Stated goal => Each entry below should be reproduced character for character.

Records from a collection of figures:
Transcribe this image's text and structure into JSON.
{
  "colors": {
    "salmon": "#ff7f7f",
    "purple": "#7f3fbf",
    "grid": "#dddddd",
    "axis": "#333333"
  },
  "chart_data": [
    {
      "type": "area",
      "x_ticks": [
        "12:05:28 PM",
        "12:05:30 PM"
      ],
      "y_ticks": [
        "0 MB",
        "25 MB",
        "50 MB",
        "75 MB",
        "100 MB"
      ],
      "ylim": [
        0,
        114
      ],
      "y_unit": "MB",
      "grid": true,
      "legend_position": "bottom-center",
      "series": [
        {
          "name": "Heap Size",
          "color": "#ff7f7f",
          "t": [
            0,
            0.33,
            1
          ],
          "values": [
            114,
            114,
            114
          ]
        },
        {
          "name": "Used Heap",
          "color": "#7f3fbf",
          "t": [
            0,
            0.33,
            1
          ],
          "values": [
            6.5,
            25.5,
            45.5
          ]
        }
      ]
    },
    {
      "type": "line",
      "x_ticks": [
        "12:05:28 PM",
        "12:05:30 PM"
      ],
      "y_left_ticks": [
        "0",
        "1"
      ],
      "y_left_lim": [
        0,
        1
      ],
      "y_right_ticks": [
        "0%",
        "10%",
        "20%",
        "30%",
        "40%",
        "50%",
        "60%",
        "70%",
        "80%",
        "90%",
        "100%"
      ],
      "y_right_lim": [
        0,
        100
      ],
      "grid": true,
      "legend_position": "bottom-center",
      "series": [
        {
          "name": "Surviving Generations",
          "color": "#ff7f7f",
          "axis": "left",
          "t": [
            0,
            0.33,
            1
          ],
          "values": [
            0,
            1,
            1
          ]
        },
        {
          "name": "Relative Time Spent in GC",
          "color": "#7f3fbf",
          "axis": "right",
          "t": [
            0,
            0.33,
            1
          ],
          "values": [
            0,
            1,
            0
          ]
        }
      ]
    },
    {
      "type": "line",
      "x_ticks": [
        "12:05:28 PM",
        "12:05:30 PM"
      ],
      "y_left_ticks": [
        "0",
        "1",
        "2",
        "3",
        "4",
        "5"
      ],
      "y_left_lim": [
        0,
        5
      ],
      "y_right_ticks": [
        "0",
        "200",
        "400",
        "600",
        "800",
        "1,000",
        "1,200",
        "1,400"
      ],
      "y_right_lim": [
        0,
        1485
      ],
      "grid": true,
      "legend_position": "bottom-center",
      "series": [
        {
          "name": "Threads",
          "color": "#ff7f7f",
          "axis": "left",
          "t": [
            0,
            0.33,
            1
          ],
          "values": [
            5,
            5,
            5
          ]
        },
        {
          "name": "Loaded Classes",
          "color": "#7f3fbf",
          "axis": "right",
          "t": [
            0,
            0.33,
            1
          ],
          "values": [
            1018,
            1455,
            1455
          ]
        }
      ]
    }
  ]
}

Task solution =>
Transcribe this image's text and structure into JSON.
{
  "colors": {
    "salmon": "#ff7f7f",
    "purple": "#7f3fbf",
    "grid": "#dddddd",
    "axis": "#333333"
  },
  "chart_data": [
    {
      "type": "area",
      "x_ticks": [
        "12:05:28 PM",
        "12:05:30 PM"
      ],
      "y_ticks": [
        "0 MB",
        "25 MB",
        "50 MB",
        "75 MB",
        "100 MB"
      ],
      "ylim": [
        0,
        114
      ],
      "y_unit": "MB",
      "grid": true,
      "legend_position": "bottom-center",
      "series": [
        {
          "name": "Heap Size",
          "color": "#ff7f7f",
          "t": [
            0,
            0.33,
            1
          ],
          "values": [
            114,
            114,
            114
          ]
        },
        {
          "name": "Used Heap",
          "color": "#7f3fbf",
          "t": [
            0,
            0.33,
            1
          ],
          "values": [
            6.5,
            25.5,
            45.5
          ]
        }
      ]
    },
    {
      "type": "line",
      "x_ticks": [
        "12:05:28 PM",
        "12:05:30 PM"
      ],
      "y_left_ticks": [
        "0",
        "1"
      ],
      "y_left_lim": [
        0,
        1
      ],
      "y_right_ticks": [
        "0%",
        "10%",
        "20%",
        "30%",
        "40%",
        "50%",
        "60%",
        "70%",
        "80%",
        "90%",
        "100%"
      ],
      "y_right_lim": [
        0,
        100
      ],
      "grid": true,
      "legend_position": "bottom-center",
      "series": [
        {
          "name": "Surviving Generations",
          "color": "#ff7f7f",
          "axis": "left",
          "t": [
            0,
            0.33,
            1
          ],
          "values": [
            0,
            1,
            1
          ]
        },
        {
          "name": "Relative Time Spent in GC",
          "color": "#7f3fbf",
          "axis": "right",
          "t": [
            0,
            0.33,
            1
          ],
          "values": [
            0,
            1,
            0
          ]
        }
      ]
    },
    {
      "type": "line",
      "x_ticks": [
        "12:05:28 PM",
        "12:05:30 PM"
      ],
      "y_left_ticks": [
        "0",
        "1",
        "2",
        "3",
        "4",
        "5"
      ],
      "y_left_lim": [
        0,
        5
      ],
      "y_right_ticks": [
        "0",
        "200",
        "400",
        "600",
        "800",
        "1,000",
        "1,200",
        "1,400"
      ],
      "y_right_lim": [
        0,
        1485
      ],
      "grid": true,
      "legend_position": "bottom-center",
      "series": [
        {
          "name": "Threads",
          "color": "#ff7f7f",
          "axis": "left",
          "t": [
            0,
            0.33,
            1
          ],
          "values": [
            5,
            5,
            5
          ]
        },
        {
          "name": "Loaded Classes",
          "color": "#7f3fbf",
          "axis": "right",
          "t": [
            0,
            0.33,
            1
          ],
          "values": [
            1018,
            1455,
            1455
          ]
        }
      ]
    }
  ]
}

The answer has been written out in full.